◆ **The problem**
Each line below should be reproduced without any alteration.

◆ **Given data**
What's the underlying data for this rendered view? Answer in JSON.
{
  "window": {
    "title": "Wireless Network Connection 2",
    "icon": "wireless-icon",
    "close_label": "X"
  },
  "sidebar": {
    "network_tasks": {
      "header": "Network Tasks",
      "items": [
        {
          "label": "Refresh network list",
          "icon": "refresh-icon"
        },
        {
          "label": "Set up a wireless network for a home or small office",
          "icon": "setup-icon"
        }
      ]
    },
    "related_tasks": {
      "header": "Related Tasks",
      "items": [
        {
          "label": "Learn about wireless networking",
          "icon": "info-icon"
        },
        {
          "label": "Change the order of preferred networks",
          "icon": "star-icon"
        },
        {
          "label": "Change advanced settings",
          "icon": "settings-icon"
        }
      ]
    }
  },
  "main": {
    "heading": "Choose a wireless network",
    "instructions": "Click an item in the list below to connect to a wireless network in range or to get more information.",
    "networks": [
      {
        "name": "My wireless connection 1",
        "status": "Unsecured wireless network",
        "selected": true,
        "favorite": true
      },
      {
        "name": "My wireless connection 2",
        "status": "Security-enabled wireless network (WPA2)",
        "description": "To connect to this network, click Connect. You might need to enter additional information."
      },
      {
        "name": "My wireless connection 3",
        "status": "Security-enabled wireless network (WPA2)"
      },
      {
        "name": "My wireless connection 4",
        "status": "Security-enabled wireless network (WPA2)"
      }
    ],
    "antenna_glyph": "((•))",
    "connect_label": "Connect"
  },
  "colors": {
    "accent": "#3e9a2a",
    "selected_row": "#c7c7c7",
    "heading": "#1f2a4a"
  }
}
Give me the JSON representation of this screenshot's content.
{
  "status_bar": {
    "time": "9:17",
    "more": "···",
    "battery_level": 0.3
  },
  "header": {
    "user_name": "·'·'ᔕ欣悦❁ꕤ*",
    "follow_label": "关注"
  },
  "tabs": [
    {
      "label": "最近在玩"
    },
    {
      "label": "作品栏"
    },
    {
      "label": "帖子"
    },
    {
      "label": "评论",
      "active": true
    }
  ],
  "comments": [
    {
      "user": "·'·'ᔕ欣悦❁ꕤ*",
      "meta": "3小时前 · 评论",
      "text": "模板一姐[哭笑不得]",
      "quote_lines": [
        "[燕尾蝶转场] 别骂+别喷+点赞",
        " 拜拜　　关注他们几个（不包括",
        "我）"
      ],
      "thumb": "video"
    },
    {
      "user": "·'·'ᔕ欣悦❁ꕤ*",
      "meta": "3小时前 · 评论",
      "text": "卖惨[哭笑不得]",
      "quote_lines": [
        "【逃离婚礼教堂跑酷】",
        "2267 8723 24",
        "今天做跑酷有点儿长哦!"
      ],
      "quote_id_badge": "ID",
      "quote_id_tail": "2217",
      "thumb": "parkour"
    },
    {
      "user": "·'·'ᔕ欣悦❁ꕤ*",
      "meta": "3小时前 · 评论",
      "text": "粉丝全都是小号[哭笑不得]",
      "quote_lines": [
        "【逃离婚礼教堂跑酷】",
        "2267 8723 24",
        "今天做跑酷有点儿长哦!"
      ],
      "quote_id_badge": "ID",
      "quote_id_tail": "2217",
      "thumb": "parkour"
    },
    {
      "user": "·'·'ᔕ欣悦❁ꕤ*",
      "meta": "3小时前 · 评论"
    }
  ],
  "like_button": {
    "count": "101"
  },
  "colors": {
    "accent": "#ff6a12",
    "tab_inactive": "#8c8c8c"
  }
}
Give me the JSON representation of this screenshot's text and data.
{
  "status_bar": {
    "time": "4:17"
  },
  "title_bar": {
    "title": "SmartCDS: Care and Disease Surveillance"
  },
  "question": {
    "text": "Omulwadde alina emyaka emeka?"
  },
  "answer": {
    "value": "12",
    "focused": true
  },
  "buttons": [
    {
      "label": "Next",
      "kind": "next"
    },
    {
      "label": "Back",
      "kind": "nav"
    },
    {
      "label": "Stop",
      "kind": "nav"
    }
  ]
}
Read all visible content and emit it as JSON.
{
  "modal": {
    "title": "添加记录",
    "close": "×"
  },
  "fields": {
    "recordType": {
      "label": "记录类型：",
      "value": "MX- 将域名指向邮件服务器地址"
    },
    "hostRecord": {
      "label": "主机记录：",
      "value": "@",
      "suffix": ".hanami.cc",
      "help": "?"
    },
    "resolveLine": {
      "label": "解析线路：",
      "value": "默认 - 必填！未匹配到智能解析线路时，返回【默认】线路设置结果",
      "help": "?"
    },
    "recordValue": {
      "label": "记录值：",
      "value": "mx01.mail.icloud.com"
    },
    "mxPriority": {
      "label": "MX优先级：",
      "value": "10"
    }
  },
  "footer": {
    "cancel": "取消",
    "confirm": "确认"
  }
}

◆ **Task output**
What's the underlying data for this rendered view? Answer in JSON.
{
  "window": {
    "title": "Wireless Network Connection 2",
    "icon": "wireless-icon",
    "close_label": "X"
  },
  "sidebar": {
    "network_tasks": {
      "header": "Network Tasks",
      "items": [
        {
          "label": "Refresh network list",
          "icon": "refresh-icon"
        },
        {
          "label": "Set up a wireless network for a home or small office",
          "icon": "setup-icon"
        }
      ]
    },
    "related_tasks": {
      "header": "Related Tasks",
      "items": [
        {
          "label": "Learn about wireless networking",
          "icon": "info-icon"
        },
        {
          "label": "Change the order of preferred networks",
          "icon": "star-icon"
        },
        {
          "label": "Change advanced settings",
          "icon": "settings-icon"
        }
      ]
    }
  },
  "main": {
    "heading": "Choose a wireless network",
    "instructions": "Click an item in the list below to connect to a wireless network in range or to get more information.",
    "networks": [
      {
        "name": "My wireless connection 1",
        "status": "Unsecured wireless network",
        "selected": true,
        "favorite": true
      },
      {
        "name": "My wireless connection 2",
        "status": "Security-enabled wireless network (WPA2)",
        "description": "To connect to this network, click Connect. You might need to enter additional information."
      },
      {
        "name": "My wireless connection 3",
        "status": "Security-enabled wireless network (WPA2)"
      },
      {
        "name": "My wireless connection 4",
        "status": "Security-enabled wireless network (WPA2)"
      }
    ],
    "antenna_glyph": "((•))",
    "connect_label": "Connect"
  },
  "colors": {
    "accent": "#3e9a2a",
    "selected_row": "#c7c7c7",
    "heading": "#1f2a4a"
  }
}
Give me the JSON representation of this screenshot's content.
{
  "status_bar": {
    "time": "9:17",
    "more": "···",
    "battery_level": 0.3
  },
  "header": {
    "user_name": "·'·'ᔕ欣悦❁ꕤ*",
    "follow_label": "关注"
  },
  "tabs": [
    {
      "label": "最近在玩"
    },
    {
      "label": "作品栏"
    },
    {
      "label": "帖子"
    },
    {
      "label": "评论",
      "active": true
    }
  ],
  "comments": [
    {
      "user": "·'·'ᔕ欣悦❁ꕤ*",
      "meta": "3小时前 · 评论",
      "text": "模板一姐[哭笑不得]",
      "quote_lines": [
        "[燕尾蝶转场] 别骂+别喷+点赞",
        " 拜拜　　关注他们几个（不包括",
        "我）"
      ],
      "thumb": "video"
    },
    {
      "user": "·'·'ᔕ欣悦❁ꕤ*",
      "meta": "3小时前 · 评论",
      "text": "卖惨[哭笑不得]",
      "quote_lines": [
        "【逃离婚礼教堂跑酷】",
        "2267 8723 24",
        "今天做跑酷有点儿长哦!"
      ],
      "quote_id_badge": "ID",
      "quote_id_tail": "2217",
      "thumb": "parkour"
    },
    {
      "user": "·'·'ᔕ欣悦❁ꕤ*",
      "meta": "3小时前 · 评论",
      "text": "粉丝全都是小号[哭笑不得]",
      "quote_lines": [
        "【逃离婚礼教堂跑酷】",
        "2267 8723 24",
        "今天做跑酷有点儿长哦!"
      ],
      "quote_id_badge": "ID",
      "quote_id_tail": "2217",
      "thumb": "parkour"
    },
    {
      "user": "·'·'ᔕ欣悦❁ꕤ*",
      "meta": "3小时前 · 评论"
    }
  ],
  "like_button": {
    "count": "101"
  },
  "colors": {
    "accent": "#ff6a12",
    "tab_inactive": "#8c8c8c"
  }
}
Give me the JSON representation of this screenshot's text and data.
{
  "status_bar": {
    "time": "4:17"
  },
  "title_bar": {
    "title": "SmartCDS: Care and Disease Surveillance"
  },
  "question": {
    "text": "Omulwadde alina emyaka emeka?"
  },
  "answer": {
    "value": "12",
    "focused": true
  },
  "buttons": [
    {
      "label": "Next",
      "kind": "next"
    },
    {
      "label": "Back",
      "kind": "nav"
    },
    {
      "label": "Stop",
      "kind": "nav"
    }
  ]
}
Read all visible content and emit it as JSON.
{
  "modal": {
    "title": "添加记录",
    "close": "×"
  },
  "fields": {
    "recordType": {
      "label": "记录类型：",
      "value": "MX- 将域名指向邮件服务器地址"
    },
    "hostRecord": {
      "label": "主机记录：",
      "value": "@",
      "suffix": ".hanami.cc",
      "help": "?"
    },
    "resolveLine": {
      "label": "解析线路：",
      "value": "默认 - 必填！未匹配到智能解析线路时，返回【默认】线路设置结果",
      "help": "?"
    },
    "recordValue": {
      "label": "记录值：",
      "value": "mx01.mail.icloud.com"
    },
    "mxPriority": {
      "label": "MX优先级：",
      "value": "10"
    }
  },
  "footer": {
    "cancel": "取消",
    "confirm": "确认"
  }
}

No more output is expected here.